[START Extracted information]

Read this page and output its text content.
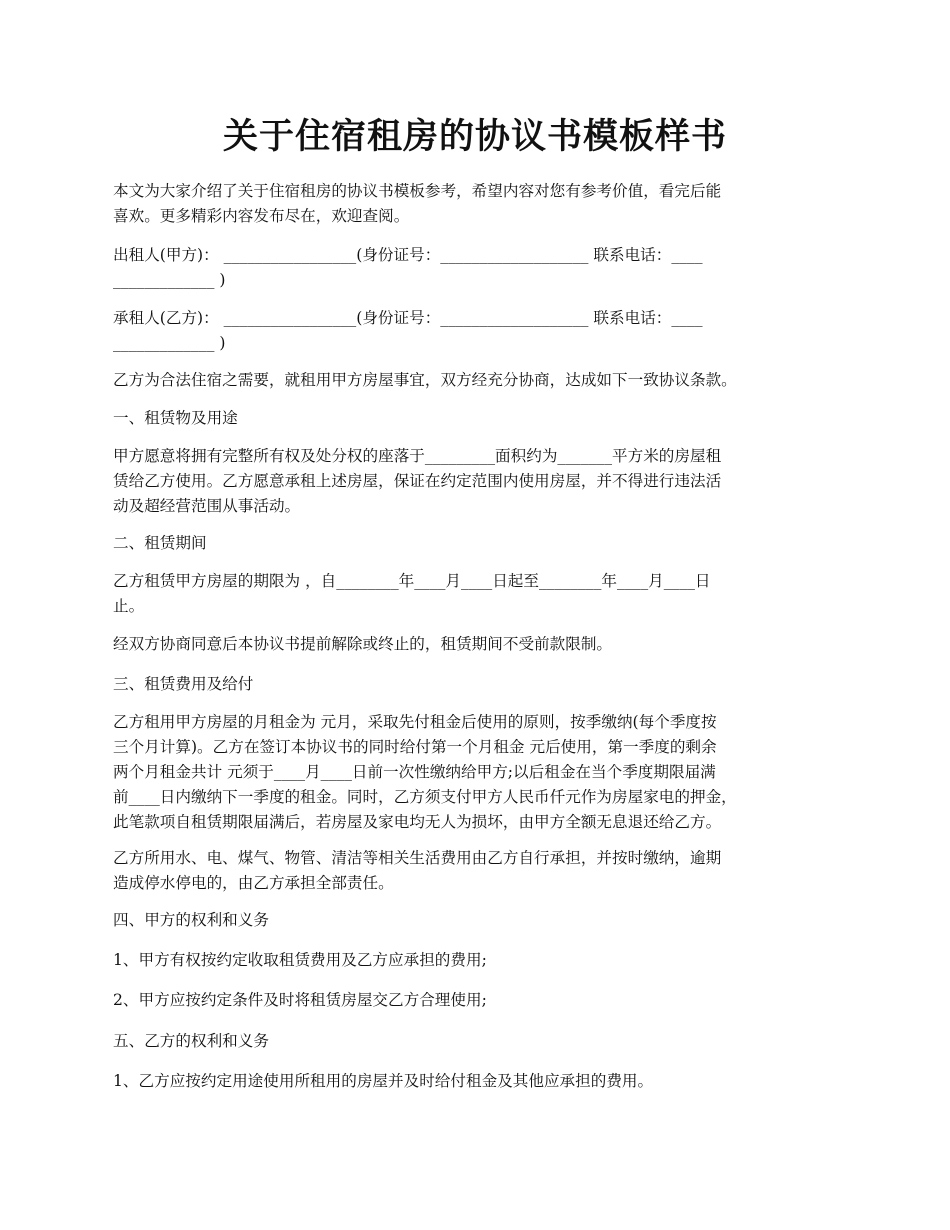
关于住宿租房的协议书模板样书
本文为大家介绍了关于住宿租房的协议书模板参考，希望内容对您有参考价值，看完后能
喜欢。更多精彩内容发布尽在，欢迎查阅。
出租人(甲方)： _________________(身份证号：___________________ 联系电话：____
_____________ )
承租人(乙方)： _________________(身份证号：___________________ 联系电话：____
_____________ )
乙方为合法住宿之需要，就租用甲方房屋事宜，双方经充分协商，达成如下一致协议条款。
一、租赁物及用途
甲方愿意将拥有完整所有权及处分权的座落于_________面积约为_______平方米的房屋租
赁给乙方使用。乙方愿意承租上述房屋，保证在约定范围内使用房屋，并不得进行违法活
动及超经营范围从事活动。
二、租赁期间
乙方租赁甲方房屋的期限为 ，自________年____月____日起至________年____月____日
止。
经双方协商同意后本协议书提前解除或终止的，租赁期间不受前款限制。
三、租赁费用及给付
乙方租用甲方房屋的月租金为 元月，采取先付租金后使用的原则，按季缴纳(每个季度按
三个月计算)。乙方在签订本协议书的同时给付第一个月租金 元后使用，第一季度的剩余
两个月租金共计 元须于____月____日前一次性缴纳给甲方;以后租金在当个季度期限届满
前____日内缴纳下一季度的租金。同时，乙方须支付甲方人民币仟元作为房屋家电的押金，
此笔款项自租赁期限届满后，若房屋及家电均无人为损坏，由甲方全额无息退还给乙方。
乙方所用水、电、煤气、物管、清洁等相关生活费用由乙方自行承担，并按时缴纳，逾期
造成停水停电的，由乙方承担全部责任。
四、甲方的权利和义务
1、甲方有权按约定收取租赁费用及乙方应承担的费用;
2、甲方应按约定条件及时将租赁房屋交乙方合理使用;
五、乙方的权利和义务
1、乙方应按约定用途使用所租用的房屋并及时给付租金及其他应承担的费用。
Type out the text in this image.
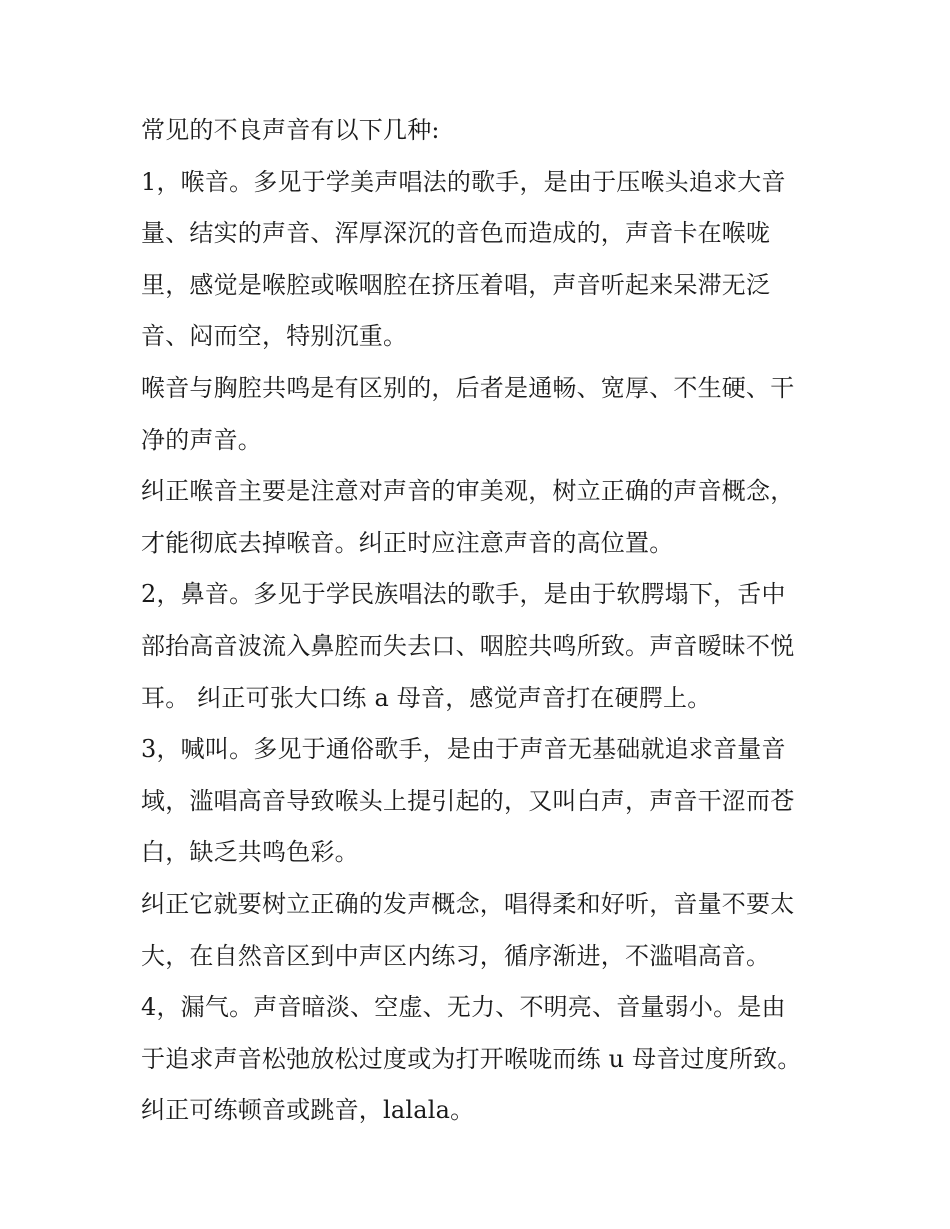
常见的不良声音有以下几种:
1，喉音。多见于学美声唱法的歌手，是由于压喉头追求大音
量、结实的声音、浑厚深沉的音色而造成的，声音卡在喉咙
里，感觉是喉腔或喉咽腔在挤压着唱，声音听起来呆滞无泛
音、闷而空，特别沉重。
喉音与胸腔共鸣是有区别的，后者是通畅、宽厚、不生硬、干
净的声音。
纠正喉音主要是注意对声音的审美观，树立正确的声音概念，
才能彻底去掉喉音。纠正时应注意声音的高位置。
2，鼻音。多见于学民族唱法的歌手，是由于软腭塌下，舌中
部抬高音波流入鼻腔而失去口、咽腔共鸣所致。声音暧昧不悦
耳。 纠正可张大口练 a 母音，感觉声音打在硬腭上。
3，喊叫。多见于通俗歌手，是由于声音无基础就追求音量音
域，滥唱高音导致喉头上提引起的，又叫白声，声音干涩而苍
白，缺乏共鸣色彩。
纠正它就要树立正确的发声概念，唱得柔和好听，音量不要太
大，在自然音区到中声区内练习，循序渐进，不滥唱高音。
4，漏气。声音暗淡、空虚、无力、不明亮、音量弱小。是由
于追求声音松弛放松过度或为打开喉咙而练 u 母音过度所致。
纠正可练顿音或跳音，lalala。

[END Extracted information]

**To do**: Locate the lines above that contain "text" and copy them.

**Problem solution**:
Read this page and output its text content.
Type out the text in this image.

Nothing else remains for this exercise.